-- start --

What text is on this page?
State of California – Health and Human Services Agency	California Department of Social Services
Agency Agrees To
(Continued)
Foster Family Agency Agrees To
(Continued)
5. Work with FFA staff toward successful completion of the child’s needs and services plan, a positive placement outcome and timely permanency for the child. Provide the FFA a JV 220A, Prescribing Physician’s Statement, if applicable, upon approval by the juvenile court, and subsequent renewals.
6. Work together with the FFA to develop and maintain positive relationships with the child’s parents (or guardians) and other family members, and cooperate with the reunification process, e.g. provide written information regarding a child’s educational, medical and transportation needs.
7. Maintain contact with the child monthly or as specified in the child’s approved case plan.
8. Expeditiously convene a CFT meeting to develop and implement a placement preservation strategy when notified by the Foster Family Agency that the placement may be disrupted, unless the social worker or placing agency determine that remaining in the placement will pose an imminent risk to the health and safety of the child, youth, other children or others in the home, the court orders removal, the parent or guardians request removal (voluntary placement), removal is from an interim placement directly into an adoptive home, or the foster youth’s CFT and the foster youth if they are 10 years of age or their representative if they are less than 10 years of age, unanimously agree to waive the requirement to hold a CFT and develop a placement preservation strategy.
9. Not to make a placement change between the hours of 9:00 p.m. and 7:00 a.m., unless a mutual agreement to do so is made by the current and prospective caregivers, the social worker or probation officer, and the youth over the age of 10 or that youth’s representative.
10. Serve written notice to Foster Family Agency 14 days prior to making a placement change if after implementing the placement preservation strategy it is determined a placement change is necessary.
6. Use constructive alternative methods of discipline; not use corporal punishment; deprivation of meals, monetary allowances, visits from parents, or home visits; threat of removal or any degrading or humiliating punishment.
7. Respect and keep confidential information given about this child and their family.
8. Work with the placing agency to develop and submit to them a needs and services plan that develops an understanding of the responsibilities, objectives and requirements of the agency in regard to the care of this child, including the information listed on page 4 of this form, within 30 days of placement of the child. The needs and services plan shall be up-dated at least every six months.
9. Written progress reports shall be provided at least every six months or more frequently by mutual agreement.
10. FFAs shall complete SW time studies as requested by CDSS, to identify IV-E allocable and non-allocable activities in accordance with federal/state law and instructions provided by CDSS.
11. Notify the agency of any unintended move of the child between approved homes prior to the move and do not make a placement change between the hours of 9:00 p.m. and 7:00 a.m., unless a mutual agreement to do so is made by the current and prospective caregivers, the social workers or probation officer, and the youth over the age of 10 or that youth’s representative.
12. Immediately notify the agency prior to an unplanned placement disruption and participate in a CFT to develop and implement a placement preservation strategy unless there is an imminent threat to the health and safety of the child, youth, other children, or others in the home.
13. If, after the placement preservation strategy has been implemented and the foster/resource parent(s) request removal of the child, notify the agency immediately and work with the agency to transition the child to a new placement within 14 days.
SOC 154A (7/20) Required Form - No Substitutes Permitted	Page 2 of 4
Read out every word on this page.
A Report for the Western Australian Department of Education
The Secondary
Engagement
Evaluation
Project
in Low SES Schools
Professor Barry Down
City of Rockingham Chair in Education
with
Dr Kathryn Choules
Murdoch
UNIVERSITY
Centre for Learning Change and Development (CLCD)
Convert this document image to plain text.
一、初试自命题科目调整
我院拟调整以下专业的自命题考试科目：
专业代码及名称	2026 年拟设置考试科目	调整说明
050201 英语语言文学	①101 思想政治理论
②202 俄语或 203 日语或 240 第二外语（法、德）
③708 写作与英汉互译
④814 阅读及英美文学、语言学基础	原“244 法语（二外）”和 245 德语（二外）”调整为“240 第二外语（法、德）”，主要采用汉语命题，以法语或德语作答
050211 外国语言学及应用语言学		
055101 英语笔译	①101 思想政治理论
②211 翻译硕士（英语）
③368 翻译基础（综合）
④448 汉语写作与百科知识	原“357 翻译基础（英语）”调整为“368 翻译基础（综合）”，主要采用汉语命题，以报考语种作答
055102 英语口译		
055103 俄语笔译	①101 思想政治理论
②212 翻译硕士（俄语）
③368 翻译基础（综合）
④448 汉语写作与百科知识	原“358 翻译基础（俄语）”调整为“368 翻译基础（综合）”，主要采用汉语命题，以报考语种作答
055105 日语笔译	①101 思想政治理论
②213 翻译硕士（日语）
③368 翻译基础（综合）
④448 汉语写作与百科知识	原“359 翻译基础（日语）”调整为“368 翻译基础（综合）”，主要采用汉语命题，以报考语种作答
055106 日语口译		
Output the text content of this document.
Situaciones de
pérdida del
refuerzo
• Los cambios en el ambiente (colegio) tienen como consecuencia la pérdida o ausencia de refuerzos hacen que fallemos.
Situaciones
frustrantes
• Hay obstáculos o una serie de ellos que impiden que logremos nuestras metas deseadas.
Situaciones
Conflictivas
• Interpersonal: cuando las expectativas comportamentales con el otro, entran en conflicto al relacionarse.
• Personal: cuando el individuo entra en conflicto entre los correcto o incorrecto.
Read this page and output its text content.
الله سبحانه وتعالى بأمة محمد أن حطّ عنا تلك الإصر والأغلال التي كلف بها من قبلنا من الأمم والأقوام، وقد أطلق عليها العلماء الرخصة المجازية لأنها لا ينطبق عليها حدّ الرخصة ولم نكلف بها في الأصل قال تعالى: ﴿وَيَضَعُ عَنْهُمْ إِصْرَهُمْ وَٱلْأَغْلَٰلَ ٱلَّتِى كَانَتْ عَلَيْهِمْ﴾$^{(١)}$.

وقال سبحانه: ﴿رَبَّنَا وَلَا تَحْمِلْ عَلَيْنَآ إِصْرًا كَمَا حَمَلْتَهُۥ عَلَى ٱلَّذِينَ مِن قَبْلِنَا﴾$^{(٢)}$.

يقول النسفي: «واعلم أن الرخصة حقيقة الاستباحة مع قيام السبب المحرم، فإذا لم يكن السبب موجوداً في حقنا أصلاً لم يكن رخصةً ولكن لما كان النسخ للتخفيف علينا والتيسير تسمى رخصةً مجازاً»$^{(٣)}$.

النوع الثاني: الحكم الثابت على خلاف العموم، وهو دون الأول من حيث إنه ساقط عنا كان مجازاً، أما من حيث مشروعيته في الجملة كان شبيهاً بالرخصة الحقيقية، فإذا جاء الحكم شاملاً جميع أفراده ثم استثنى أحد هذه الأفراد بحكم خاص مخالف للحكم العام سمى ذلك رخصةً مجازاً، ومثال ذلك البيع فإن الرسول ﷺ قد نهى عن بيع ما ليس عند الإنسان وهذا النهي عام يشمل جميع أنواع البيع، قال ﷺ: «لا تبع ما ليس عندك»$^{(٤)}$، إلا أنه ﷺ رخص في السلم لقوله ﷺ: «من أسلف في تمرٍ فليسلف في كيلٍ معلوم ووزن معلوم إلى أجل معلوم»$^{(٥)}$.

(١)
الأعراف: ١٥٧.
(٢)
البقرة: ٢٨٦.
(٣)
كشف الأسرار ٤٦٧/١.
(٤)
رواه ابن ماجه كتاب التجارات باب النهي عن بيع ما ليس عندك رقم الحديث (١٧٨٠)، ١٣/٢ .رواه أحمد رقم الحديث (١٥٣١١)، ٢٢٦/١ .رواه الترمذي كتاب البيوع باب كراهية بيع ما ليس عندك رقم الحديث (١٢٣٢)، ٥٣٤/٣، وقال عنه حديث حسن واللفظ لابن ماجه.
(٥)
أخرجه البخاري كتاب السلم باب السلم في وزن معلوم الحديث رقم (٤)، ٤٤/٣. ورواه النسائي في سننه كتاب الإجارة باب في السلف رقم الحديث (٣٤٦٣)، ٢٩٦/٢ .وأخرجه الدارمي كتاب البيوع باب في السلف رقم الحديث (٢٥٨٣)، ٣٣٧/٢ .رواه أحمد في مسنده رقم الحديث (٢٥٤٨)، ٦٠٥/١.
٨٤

-- end --

#### Directions for this task
Would you restate each of the entries word for word?

#### Worked solution
What text is on this page?
State of California – Health and Human Services Agency	California Department of Social Services
Agency Agrees To
(Continued)
Foster Family Agency Agrees To
(Continued)
5. Work with FFA staff toward successful completion of the child’s needs and services plan, a positive placement outcome and timely permanency for the child. Provide the FFA a JV 220A, Prescribing Physician’s Statement, if applicable, upon approval by the juvenile court, and subsequent renewals.
6. Work together with the FFA to develop and maintain positive relationships with the child’s parents (or guardians) and other family members, and cooperate with the reunification process, e.g. provide written information regarding a child’s educational, medical and transportation needs.
7. Maintain contact with the child monthly or as specified in the child’s approved case plan.
8. Expeditiously convene a CFT meeting to develop and implement a placement preservation strategy when notified by the Foster Family Agency that the placement may be disrupted, unless the social worker or placing agency determine that remaining in the placement will pose an imminent risk to the health and safety of the child, youth, other children or others in the home, the court orders removal, the parent or guardians request removal (voluntary placement), removal is from an interim placement directly into an adoptive home, or the foster youth’s CFT and the foster youth if they are 10 years of age or their representative if they are less than 10 years of age, unanimously agree to waive the requirement to hold a CFT and develop a placement preservation strategy.
9. Not to make a placement change between the hours of 9:00 p.m. and 7:00 a.m., unless a mutual agreement to do so is made by the current and prospective caregivers, the social worker or probation officer, and the youth over the age of 10 or that youth’s representative.
10. Serve written notice to Foster Family Agency 14 days prior to making a placement change if after implementing the placement preservation strategy it is determined a placement change is necessary.
6. Use constructive alternative methods of discipline; not use corporal punishment; deprivation of meals, monetary allowances, visits from parents, or home visits; threat of removal or any degrading or humiliating punishment.
7. Respect and keep confidential information given about this child and their family.
8. Work with the placing agency to develop and submit to them a needs and services plan that develops an understanding of the responsibilities, objectives and requirements of the agency in regard to the care of this child, including the information listed on page 4 of this form, within 30 days of placement of the child. The needs and services plan shall be up-dated at least every six months.
9. Written progress reports shall be provided at least every six months or more frequently by mutual agreement.
10. FFAs shall complete SW time studies as requested by CDSS, to identify IV-E allocable and non-allocable activities in accordance with federal/state law and instructions provided by CDSS.
11. Notify the agency of any unintended move of the child between approved homes prior to the move and do not make a placement change between the hours of 9:00 p.m. and 7:00 a.m., unless a mutual agreement to do so is made by the current and prospective caregivers, the social workers or probation officer, and the youth over the age of 10 or that youth’s representative.
12. Immediately notify the agency prior to an unplanned placement disruption and participate in a CFT to develop and implement a placement preservation strategy unless there is an imminent threat to the health and safety of the child, youth, other children, or others in the home.
13. If, after the placement preservation strategy has been implemented and the foster/resource parent(s) request removal of the child, notify the agency immediately and work with the agency to transition the child to a new placement within 14 days.
SOC 154A (7/20) Required Form - No Substitutes Permitted	Page 2 of 4
Read out every word on this page.
A Report for the Western Australian Department of Education
The Secondary
Engagement
Evaluation
Project
in Low SES Schools
Professor Barry Down
City of Rockingham Chair in Education
with
Dr Kathryn Choules
Murdoch
UNIVERSITY
Centre for Learning Change and Development (CLCD)
Convert this document image to plain text.
一、初试自命题科目调整
我院拟调整以下专业的自命题考试科目：
专业代码及名称	2026 年拟设置考试科目	调整说明
050201 英语语言文学	①101 思想政治理论
②202 俄语或 203 日语或 240 第二外语（法、德）
③708 写作与英汉互译
④814 阅读及英美文学、语言学基础	原“244 法语（二外）”和 245 德语（二外）”调整为“240 第二外语（法、德）”，主要采用汉语命题，以法语或德语作答
050211 外国语言学及应用语言学		
055101 英语笔译	①101 思想政治理论
②211 翻译硕士（英语）
③368 翻译基础（综合）
④448 汉语写作与百科知识	原“357 翻译基础（英语）”调整为“368 翻译基础（综合）”，主要采用汉语命题，以报考语种作答
055102 英语口译		
055103 俄语笔译	①101 思想政治理论
②212 翻译硕士（俄语）
③368 翻译基础（综合）
④448 汉语写作与百科知识	原“358 翻译基础（俄语）”调整为“368 翻译基础（综合）”，主要采用汉语命题，以报考语种作答
055105 日语笔译	①101 思想政治理论
②213 翻译硕士（日语）
③368 翻译基础（综合）
④448 汉语写作与百科知识	原“359 翻译基础（日语）”调整为“368 翻译基础（综合）”，主要采用汉语命题，以报考语种作答
055106 日语口译		
Output the text content of this document.
Situaciones de
pérdida del
refuerzo
• Los cambios en el ambiente (colegio) tienen como consecuencia la pérdida o ausencia de refuerzos hacen que fallemos.
Situaciones
frustrantes
• Hay obstáculos o una serie de ellos que impiden que logremos nuestras metas deseadas.
Situaciones
Conflictivas
• Interpersonal: cuando las expectativas comportamentales con el otro, entran en conflicto al relacionarse.
• Personal: cuando el individuo entra en conflicto entre los correcto o incorrecto.
Read this page and output its text content.
الله سبحانه وتعالى بأمة محمد أن حطّ عنا تلك الإصر والأغلال التي كلف بها من قبلنا من الأمم والأقوام، وقد أطلق عليها العلماء الرخصة المجازية لأنها لا ينطبق عليها حدّ الرخصة ولم نكلف بها في الأصل قال تعالى: ﴿وَيَضَعُ عَنْهُمْ إِصْرَهُمْ وَٱلْأَغْلَٰلَ ٱلَّتِى كَانَتْ عَلَيْهِمْ﴾$^{(١)}$.

وقال سبحانه: ﴿رَبَّنَا وَلَا تَحْمِلْ عَلَيْنَآ إِصْرًا كَمَا حَمَلْتَهُۥ عَلَى ٱلَّذِينَ مِن قَبْلِنَا﴾$^{(٢)}$.

يقول النسفي: «واعلم أن الرخصة حقيقة الاستباحة مع قيام السبب المحرم، فإذا لم يكن السبب موجوداً في حقنا أصلاً لم يكن رخصةً ولكن لما كان النسخ للتخفيف علينا والتيسير تسمى رخصةً مجازاً»$^{(٣)}$.

النوع الثاني: الحكم الثابت على خلاف العموم، وهو دون الأول من حيث إنه ساقط عنا كان مجازاً، أما من حيث مشروعيته في الجملة كان شبيهاً بالرخصة الحقيقية، فإذا جاء الحكم شاملاً جميع أفراده ثم استثنى أحد هذه الأفراد بحكم خاص مخالف للحكم العام سمى ذلك رخصةً مجازاً، ومثال ذلك البيع فإن الرسول ﷺ قد نهى عن بيع ما ليس عند الإنسان وهذا النهي عام يشمل جميع أنواع البيع، قال ﷺ: «لا تبع ما ليس عندك»$^{(٤)}$، إلا أنه ﷺ رخص في السلم لقوله ﷺ: «من أسلف في تمرٍ فليسلف في كيلٍ معلوم ووزن معلوم إلى أجل معلوم»$^{(٥)}$.

(١)
الأعراف: ١٥٧.
(٢)
البقرة: ٢٨٦.
(٣)
كشف الأسرار ٤٦٧/١.
(٤)
رواه ابن ماجه كتاب التجارات باب النهي عن بيع ما ليس عندك رقم الحديث (١٧٨٠)، ١٣/٢ .رواه أحمد رقم الحديث (١٥٣١١)، ٢٢٦/١ .رواه الترمذي كتاب البيوع باب كراهية بيع ما ليس عندك رقم الحديث (١٢٣٢)، ٥٣٤/٣، وقال عنه حديث حسن واللفظ لابن ماجه.
(٥)
أخرجه البخاري كتاب السلم باب السلم في وزن معلوم الحديث رقم (٤)، ٤٤/٣. ورواه النسائي في سننه كتاب الإجارة باب في السلف رقم الحديث (٣٤٦٣)، ٢٩٦/٢ .وأخرجه الدارمي كتاب البيوع باب في السلف رقم الحديث (٢٥٨٣)، ٣٣٧/٢ .رواه أحمد في مسنده رقم الحديث (٢٥٤٨)، ٦٠٥/١.
٨٤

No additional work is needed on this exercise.